EXERCISE BRIEF: Copy the lines of the records word for word, beginning with the first line and continuing through the line that contains "grid-empty-cell bbox=[288, 347, 431, 472]", including both.

[Annotated element listings]
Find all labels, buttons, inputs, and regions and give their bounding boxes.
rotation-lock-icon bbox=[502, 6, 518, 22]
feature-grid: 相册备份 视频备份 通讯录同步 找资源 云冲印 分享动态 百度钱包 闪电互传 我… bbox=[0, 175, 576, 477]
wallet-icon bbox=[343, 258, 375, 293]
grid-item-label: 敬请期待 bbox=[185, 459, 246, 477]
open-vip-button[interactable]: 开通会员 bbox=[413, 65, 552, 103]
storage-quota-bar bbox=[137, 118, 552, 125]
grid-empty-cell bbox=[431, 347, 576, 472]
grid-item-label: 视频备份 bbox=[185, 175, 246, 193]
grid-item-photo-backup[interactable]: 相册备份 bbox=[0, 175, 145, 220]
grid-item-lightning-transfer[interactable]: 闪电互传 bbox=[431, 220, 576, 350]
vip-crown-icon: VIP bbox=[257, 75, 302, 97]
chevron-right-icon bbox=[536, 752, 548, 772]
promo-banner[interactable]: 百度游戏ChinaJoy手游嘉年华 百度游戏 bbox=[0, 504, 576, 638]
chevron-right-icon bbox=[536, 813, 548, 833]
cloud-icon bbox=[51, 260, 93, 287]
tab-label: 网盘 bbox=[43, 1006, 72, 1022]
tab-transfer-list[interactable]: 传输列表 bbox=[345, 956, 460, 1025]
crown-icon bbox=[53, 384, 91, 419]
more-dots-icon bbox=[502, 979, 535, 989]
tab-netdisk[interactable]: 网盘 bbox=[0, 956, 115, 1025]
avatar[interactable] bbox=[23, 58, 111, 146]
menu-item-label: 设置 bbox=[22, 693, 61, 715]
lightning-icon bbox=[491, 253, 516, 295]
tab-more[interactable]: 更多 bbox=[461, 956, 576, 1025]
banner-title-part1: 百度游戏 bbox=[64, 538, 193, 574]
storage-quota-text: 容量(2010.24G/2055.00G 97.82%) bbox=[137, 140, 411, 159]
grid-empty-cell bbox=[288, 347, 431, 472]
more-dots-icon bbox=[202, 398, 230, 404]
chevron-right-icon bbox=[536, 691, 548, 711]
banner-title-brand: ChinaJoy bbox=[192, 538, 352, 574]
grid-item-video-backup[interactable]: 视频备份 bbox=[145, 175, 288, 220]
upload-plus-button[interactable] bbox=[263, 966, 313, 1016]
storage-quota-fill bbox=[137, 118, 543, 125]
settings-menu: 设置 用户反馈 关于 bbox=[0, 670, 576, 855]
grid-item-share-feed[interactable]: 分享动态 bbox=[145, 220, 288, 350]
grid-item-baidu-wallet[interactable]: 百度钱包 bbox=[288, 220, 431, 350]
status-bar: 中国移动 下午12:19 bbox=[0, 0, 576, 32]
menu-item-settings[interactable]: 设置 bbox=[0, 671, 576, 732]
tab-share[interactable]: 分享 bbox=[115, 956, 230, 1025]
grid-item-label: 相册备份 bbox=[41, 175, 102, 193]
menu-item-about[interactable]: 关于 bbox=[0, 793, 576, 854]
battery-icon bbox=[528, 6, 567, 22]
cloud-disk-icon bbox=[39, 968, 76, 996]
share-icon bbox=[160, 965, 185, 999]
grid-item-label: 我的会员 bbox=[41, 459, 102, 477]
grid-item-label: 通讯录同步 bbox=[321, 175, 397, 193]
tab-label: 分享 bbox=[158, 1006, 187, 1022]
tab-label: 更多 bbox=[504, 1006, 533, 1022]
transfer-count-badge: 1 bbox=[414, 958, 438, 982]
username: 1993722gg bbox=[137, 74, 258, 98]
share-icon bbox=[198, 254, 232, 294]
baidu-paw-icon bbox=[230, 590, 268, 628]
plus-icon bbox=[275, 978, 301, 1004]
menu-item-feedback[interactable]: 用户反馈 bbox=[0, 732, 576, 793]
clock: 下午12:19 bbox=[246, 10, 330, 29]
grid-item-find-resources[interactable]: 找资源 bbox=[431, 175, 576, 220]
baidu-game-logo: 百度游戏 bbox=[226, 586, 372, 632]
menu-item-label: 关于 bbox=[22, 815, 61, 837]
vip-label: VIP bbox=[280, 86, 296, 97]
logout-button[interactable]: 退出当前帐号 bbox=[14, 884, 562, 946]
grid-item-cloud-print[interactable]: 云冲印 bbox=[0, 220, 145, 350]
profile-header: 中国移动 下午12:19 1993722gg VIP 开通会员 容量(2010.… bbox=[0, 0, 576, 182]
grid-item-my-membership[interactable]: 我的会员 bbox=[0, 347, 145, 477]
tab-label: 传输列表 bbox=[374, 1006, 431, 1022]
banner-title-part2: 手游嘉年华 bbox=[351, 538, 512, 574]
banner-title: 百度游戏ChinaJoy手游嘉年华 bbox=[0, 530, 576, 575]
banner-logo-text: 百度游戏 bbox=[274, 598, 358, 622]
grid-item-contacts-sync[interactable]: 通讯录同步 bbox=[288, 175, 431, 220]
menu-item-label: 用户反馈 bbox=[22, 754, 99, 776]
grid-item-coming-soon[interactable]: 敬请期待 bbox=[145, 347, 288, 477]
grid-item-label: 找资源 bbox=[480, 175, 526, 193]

IN RESPONSE:
Find all labels, buttons, inputs, and regions and give their bounding boxes.
rotation-lock-icon bbox=[502, 6, 518, 22]
feature-grid: 相册备份 视频备份 通讯录同步 找资源 云冲印 分享动态 百度钱包 闪电互传 我… bbox=[0, 175, 576, 477]
wallet-icon bbox=[343, 258, 375, 293]
grid-item-label: 敬请期待 bbox=[185, 459, 246, 477]
open-vip-button[interactable]: 开通会员 bbox=[413, 65, 552, 103]
storage-quota-bar bbox=[137, 118, 552, 125]
grid-empty-cell bbox=[431, 347, 576, 472]
grid-item-label: 视频备份 bbox=[185, 175, 246, 193]
grid-item-photo-backup[interactable]: 相册备份 bbox=[0, 175, 145, 220]
grid-item-lightning-transfer[interactable]: 闪电互传 bbox=[431, 220, 576, 350]
vip-crown-icon: VIP bbox=[257, 75, 302, 97]
chevron-right-icon bbox=[536, 752, 548, 772]
promo-banner[interactable]: 百度游戏ChinaJoy手游嘉年华 百度游戏 bbox=[0, 504, 576, 638]
chevron-right-icon bbox=[536, 813, 548, 833]
cloud-icon bbox=[51, 260, 93, 287]
tab-label: 网盘 bbox=[43, 1006, 72, 1022]
tab-transfer-list[interactable]: 传输列表 bbox=[345, 956, 460, 1025]
crown-icon bbox=[53, 384, 91, 419]
more-dots-icon bbox=[502, 979, 535, 989]
tab-netdisk[interactable]: 网盘 bbox=[0, 956, 115, 1025]
avatar[interactable] bbox=[23, 58, 111, 146]
menu-item-label: 设置 bbox=[22, 693, 61, 715]
lightning-icon bbox=[491, 253, 516, 295]
tab-more[interactable]: 更多 bbox=[461, 956, 576, 1025]
banner-title-part1: 百度游戏 bbox=[64, 538, 193, 574]
storage-quota-text: 容量(2010.24G/2055.00G 97.82%) bbox=[137, 140, 411, 159]
grid-empty-cell bbox=[288, 347, 431, 472]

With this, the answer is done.